*Your instructions*. Each line containing the word "name" should be found and copied.

[Entries from a visual dataset]
.....

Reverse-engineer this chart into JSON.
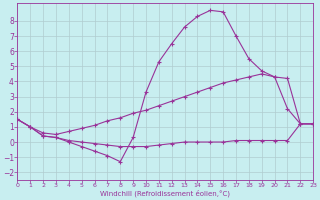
{
  "xlabel": "Windchill (Refroidissement éolien,°C)",
  "bg_color": "#c8eef0",
  "grid_color": "#b0ccd0",
  "line_color": "#993399",
  "xlim": [
    0,
    23
  ],
  "ylim": [
    -2.5,
    9.2
  ],
  "xticks": [
    0,
    1,
    2,
    3,
    4,
    5,
    6,
    7,
    8,
    9,
    10,
    11,
    12,
    13,
    14,
    15,
    16,
    17,
    18,
    19,
    20,
    21,
    22,
    23
  ],
  "yticks": [
    -2,
    -1,
    0,
    1,
    2,
    3,
    4,
    5,
    6,
    7,
    8
  ],
  "s1_x": [
    0,
    1,
    2,
    3,
    4,
    5,
    6,
    7,
    8,
    9,
    10,
    11,
    12,
    13,
    14,
    15,
    16,
    17,
    18,
    19,
    20,
    21,
    22,
    23
  ],
  "s1_y": [
    1.5,
    1.0,
    0.4,
    0.3,
    0.1,
    0.0,
    -0.1,
    -0.2,
    -0.3,
    -0.3,
    -0.3,
    -0.2,
    -0.1,
    0.0,
    0.0,
    0.0,
    0.0,
    0.1,
    0.1,
    0.1,
    0.1,
    0.1,
    1.2,
    1.2
  ],
  "s2_x": [
    0,
    1,
    2,
    3,
    4,
    5,
    6,
    7,
    8,
    9,
    10,
    11,
    12,
    13,
    14,
    15,
    16,
    17,
    18,
    19,
    20,
    21,
    22,
    23
  ],
  "s2_y": [
    1.5,
    1.0,
    0.6,
    0.5,
    0.7,
    0.9,
    1.1,
    1.4,
    1.6,
    1.9,
    2.1,
    2.4,
    2.7,
    3.0,
    3.3,
    3.6,
    3.9,
    4.1,
    4.3,
    4.5,
    4.3,
    4.2,
    1.2,
    1.2
  ],
  "s3_x": [
    0,
    1,
    2,
    3,
    4,
    5,
    6,
    7,
    8,
    9,
    10,
    11,
    12,
    13,
    14,
    15,
    16,
    17,
    18,
    19,
    20,
    21,
    22,
    23
  ],
  "s3_y": [
    1.5,
    1.0,
    0.4,
    0.3,
    0.0,
    -0.3,
    -0.6,
    -0.9,
    -1.3,
    0.3,
    3.3,
    5.3,
    6.5,
    7.6,
    8.3,
    8.7,
    8.6,
    7.0,
    5.5,
    4.7,
    4.3,
    2.2,
    1.2,
    1.2
  ]
}
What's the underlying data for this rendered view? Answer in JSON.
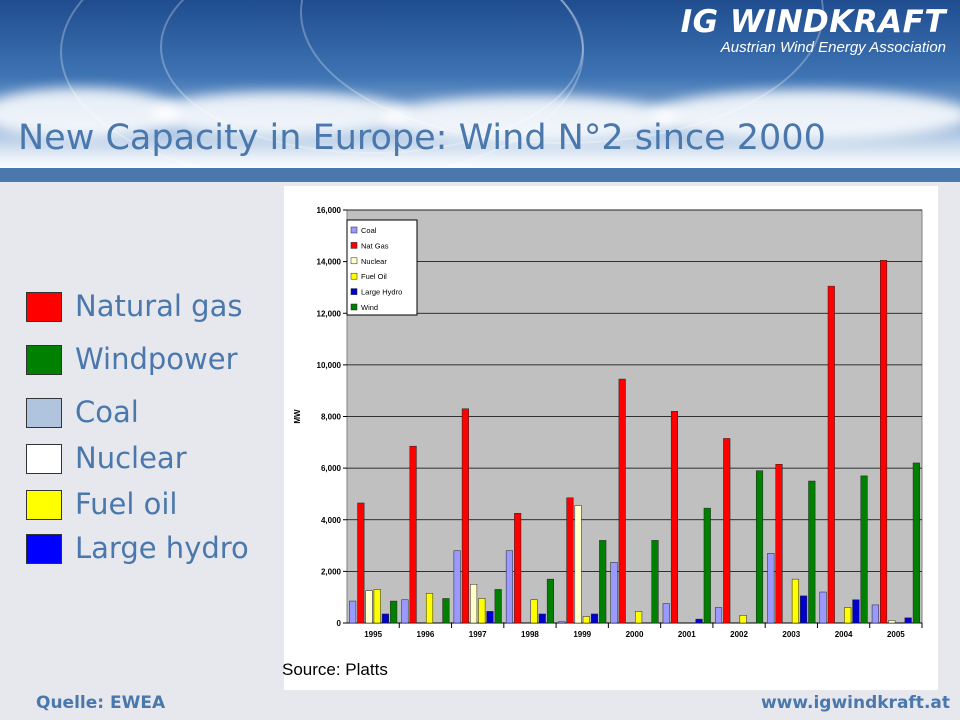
{
  "header": {
    "logo_main": "IG WINDKRAFT",
    "logo_sub": "Austrian Wind Energy Association",
    "title": "New Capacity in Europe: Wind N°2 since 2000"
  },
  "side_legend": [
    {
      "label": "Natural gas",
      "color": "#ff0000"
    },
    {
      "label": "Windpower",
      "color": "#008000"
    },
    {
      "label": "Coal",
      "color": "#b0c4de"
    },
    {
      "label": "Nuclear",
      "color": "#ffffff"
    },
    {
      "label": "Fuel oil",
      "color": "#ffff00"
    },
    {
      "label": "Large hydro",
      "color": "#0000ff"
    }
  ],
  "chart_data": {
    "type": "bar",
    "ylabel": "MW",
    "ylim": [
      0,
      16000
    ],
    "yticks": [
      "0",
      "2,000",
      "4,000",
      "6,000",
      "8,000",
      "10,000",
      "12,000",
      "14,000",
      "16,000"
    ],
    "grid": true,
    "legend_position": "top-left",
    "categories": [
      "1995",
      "1996",
      "1997",
      "1998",
      "1999",
      "2000",
      "2001",
      "2002",
      "2003",
      "2004",
      "2005"
    ],
    "series": [
      {
        "name": "Coal",
        "color": "#9999ff",
        "values": [
          850,
          900,
          2800,
          2800,
          50,
          2350,
          750,
          600,
          2700,
          1200,
          700
        ]
      },
      {
        "name": "Nat Gas",
        "color": "#ff0000",
        "values": [
          4650,
          6850,
          8300,
          4250,
          4850,
          9450,
          8200,
          7150,
          6150,
          13050,
          14050
        ]
      },
      {
        "name": "Nuclear",
        "color": "#ffffcc",
        "values": [
          1250,
          0,
          1500,
          0,
          4550,
          0,
          0,
          0,
          0,
          0,
          100
        ]
      },
      {
        "name": "Fuel Oil",
        "color": "#ffff00",
        "values": [
          1300,
          1150,
          950,
          900,
          250,
          450,
          0,
          300,
          1700,
          600,
          0
        ]
      },
      {
        "name": "Large Hydro",
        "color": "#0000cc",
        "values": [
          350,
          0,
          450,
          350,
          350,
          0,
          150,
          0,
          1050,
          900,
          200
        ]
      },
      {
        "name": "Wind",
        "color": "#008000",
        "values": [
          850,
          950,
          1300,
          1700,
          3200,
          3200,
          4450,
          5900,
          5500,
          5700,
          6200
        ]
      }
    ]
  },
  "source": "Source: Platts",
  "footer": {
    "left": "Quelle: EWEA",
    "right": "www.igwindkraft.at"
  }
}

.....

*Right answer*.
        "name": "Coal",
        "name": "Nat Gas",
        "name": "Nuclear",
        "name": "Fuel Oil",
        "name": "Large Hydro",
        "name": "Wind",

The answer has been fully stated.